_Исходный отрывок_
__________

Нас было трое. Третий был приятель Шаляпина — Лодыженский[275]. Одет он был странно. На голове — котелок, поддевка, повязанная серебряным кавказским поясом. И был он похож на человека, торгующего лошадьми. Таких бывало много на скачках. Шаляпин вдруг подозвал полового и приказал ему принести пяток яиц и спиртовку. Я подумал, что он хочет глотать сырые яйца — для голоса, что он иногда и делал.

Нет. Он зажег спиртовку, попросил у Лодыженского его котелок и, держа его над огнем, вылил в него яйца.

— Что ты делаешь? — возмущался Лодыженский. — Пропал котелок.

— Черт с ним! — отвечал Шаляпин.

Котелок дымил, а Шаляпин накладывает из котелка к себе на тарелку яичницу. Публика возмутилась. Особенно сердился какой-то лицеист: «Это вызов! Какой хам!»

Все посетители ресторана, услыхав, как Шаляпин готовит яичницу, подходили к буфету, будто выпить, а на самом деле — посмотреть вбок за ширму. Возвращаясь к своим столам, они громко выражали негодование. Доносились слова:

— Босяк! Невежа!..

А Шаляпин оставался серьезен и продолжал с нами разговаривать как ни в чем не бывало. Конечно, яичницу он не ел, но ловко делал вид, что ест. Таких озорных проделок за ним было немало. Впрочем, были люди, не прощавшие Шаляпину и его больших гонораров.

Как-то весной, в ресторане Крынкина на Воробьевых горах, мы сидели на террасе за столиком. Был солнечный день. Мы ели окрошку. Из окон террасы была видна Москва-река, горы в садах, и я писал маленький этюд.

Шаляпин пошел погулять. Неподалеку от меня, за столом, сидели какие-то посетители. Один был в форме телеграфиста. Он взглянул в окно на Шаляпина, который стоял у изгороди и, вздохнув, сказал приятелям:

— Хорошо ему, легко живется, споет — и пожалуйте деньги. Штука не хитрая. Правды-то нет! Голос и голос! Другое дело, может, нужней. Молчит и работает. А этот орет на всю Москву — «кто я?».

— Послушайте, — сказал я. — Вы, я вижу, люди почтенные. За что вы не любите Шаляпина? Поет он для вас. Можете взять билеты, послушать его — получите большое удовольствие.

— Поет! Мы знаем, что поет. А сколько он получает?

— И вы тоже получаете.

— Нет, сколько он получает? Это разница. Я, вот, здесь вот эти горы Воробьевы и дворец его императорского высочества обслуживаю. Понять надо! Серьезное дело! Сколько он получает и сколько я? Разница! Вот что!

__________

_Записи_
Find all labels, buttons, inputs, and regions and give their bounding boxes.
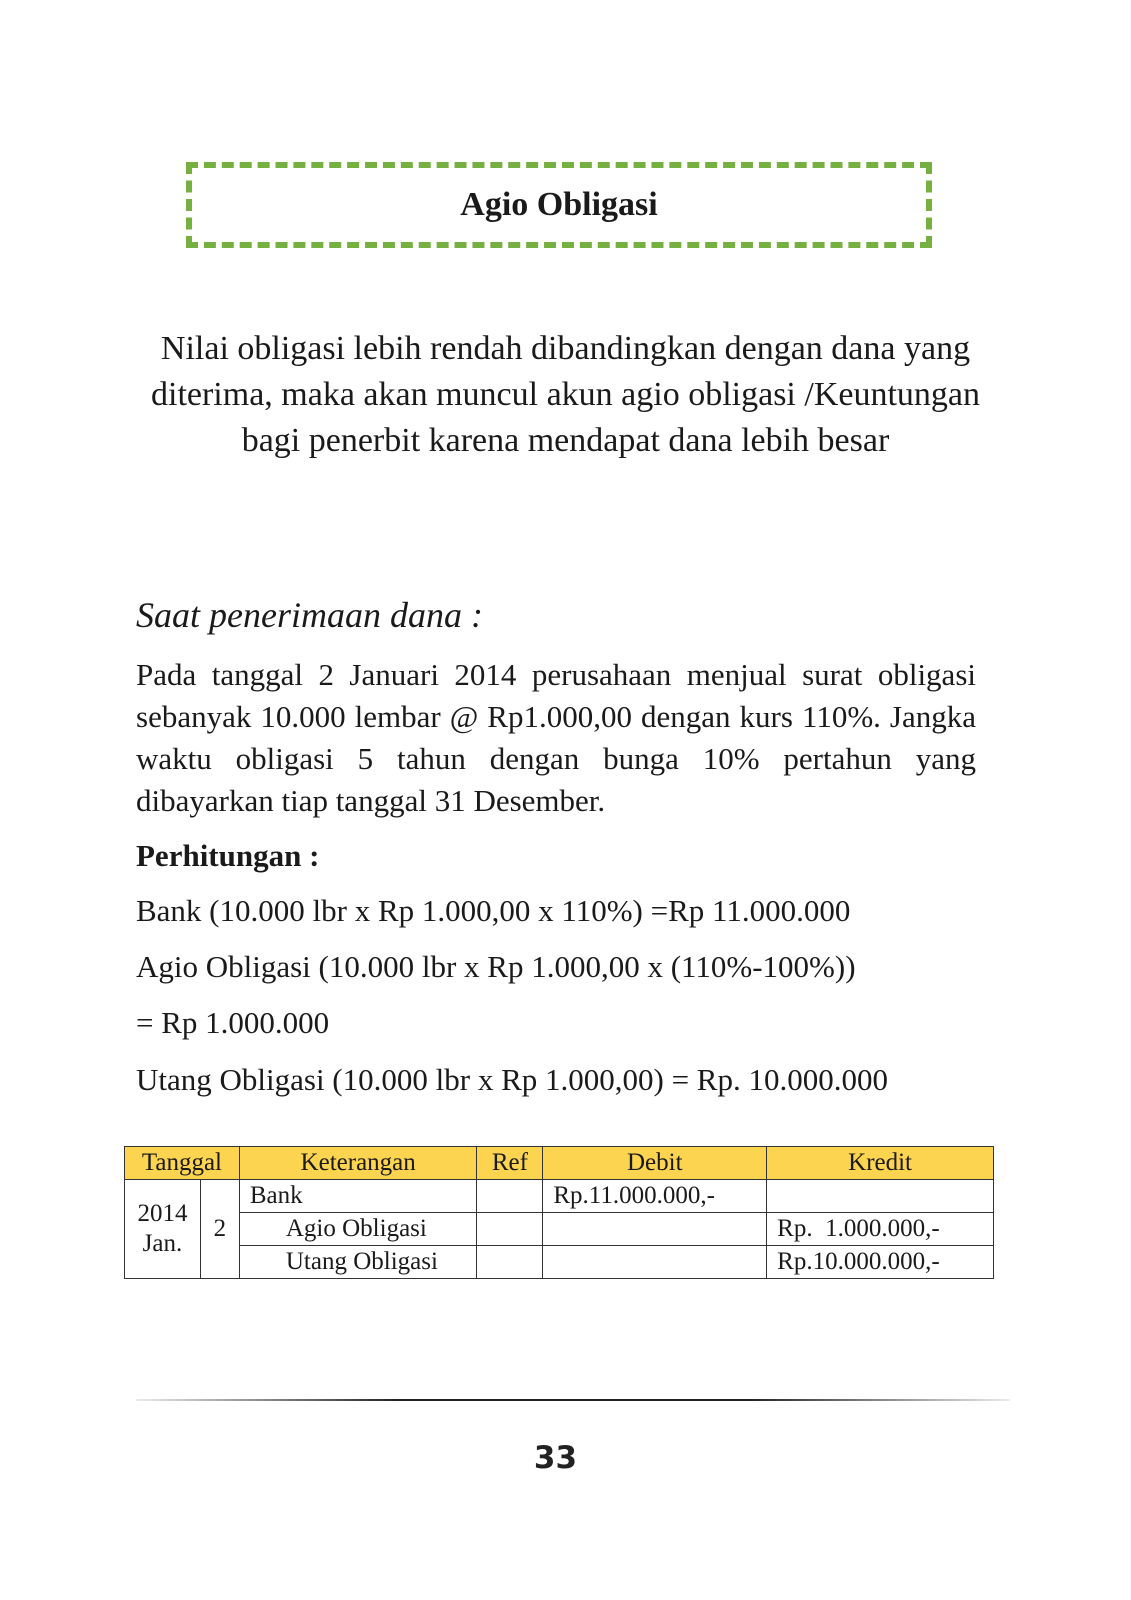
intro-text: Nilai obligasi lebih rendah dibandingkan dengan dana yang diterima, maka akan muncul akun agio obligasi /Keuntungan bagi penerbit karena mendapat dana lebih besar [151,330,980,459]
table-row [125,1180,994,1213]
header-ref: Ref [477,1147,543,1180]
journal-header-row [125,1147,994,1180]
debit-cell: Rp.11.000.000,- [543,1180,767,1213]
page-number: 33 [533,1440,578,1476]
table-row [125,1246,994,1279]
keterangan-cell: Agio Obligasi [239,1213,477,1246]
table-row [125,1213,994,1246]
header-debit: Debit [543,1147,767,1180]
ref-cell [477,1180,543,1213]
calc-line-bank: Bank (10.000 lbr x Rp 1.000,00 x 110%) =Rp 11.000.000 [136,893,851,928]
journal-table [124,1146,994,1279]
calc-heading: Perhitungan : [136,838,320,873]
header-keterangan: Keterangan [239,1147,477,1180]
debit-cell [543,1246,767,1279]
section-subheading: Saat penerimaan dana : [136,595,483,635]
day-cell: 2 [200,1180,239,1279]
keterangan-cell: Utang Obligasi [239,1246,477,1279]
calc-line-agio: Agio Obligasi (10.000 lbr x Rp 1.000,00 x (110%-100%)) [136,949,856,984]
case-paragraph: Pada tanggal 2 Januari 2014 perusahaan menjual surat obligasi sebanyak 10.000 lembar @ Rp1.000,00 dengan kurs 110%. Jangka waktu obligasi 5 tahun dengan bunga 10% pertahun yang dibayarkan tiap tanggal 31 Desember. [136,657,976,818]
kredit-cell [767,1180,994,1213]
kredit-cell: Rp. 1.000.000,- [767,1213,994,1246]
header-kredit: Kredit [767,1147,994,1180]
title-box [186,162,932,248]
ref-cell [477,1213,543,1246]
year-month-cell: 2014 Jan. [125,1180,201,1279]
ref-cell [477,1246,543,1279]
page-title: Agio Obligasi [460,186,658,223]
calc-line-agio-result: = Rp 1.000.000 [136,1005,330,1040]
footer-divider [136,1399,1010,1401]
calc-line-utang: Utang Obligasi (10.000 lbr x Rp 1.000,00) = Rp. 10.000.000 [136,1062,888,1097]
keterangan-cell: Bank [239,1180,477,1213]
kredit-cell: Rp.10.000.000,- [767,1246,994,1279]
debit-cell [543,1213,767,1246]
header-tanggal: Tanggal [125,1147,240,1180]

__________

Выведите без изменений часть отрывка о Шаляпине от слов «Нас было трое.» до слов «иногда и делал.». Записи для работы не понадобятся.

_Ответ к заданию_
Нас было трое. Третий был приятель Шаляпина — Лодыженский[275]. Одет он был странно. На голове — котелок, поддевка, повязанная серебряным кавказским поясом. И был он похож на человека, торгующего лошадьми. Таких бывало много на скачках. Шаляпин вдруг подозвал полового и приказал ему принести пяток яиц и спиртовку. Я подумал, что он хочет глотать сырые яйца — для голоса, что он иногда и делал.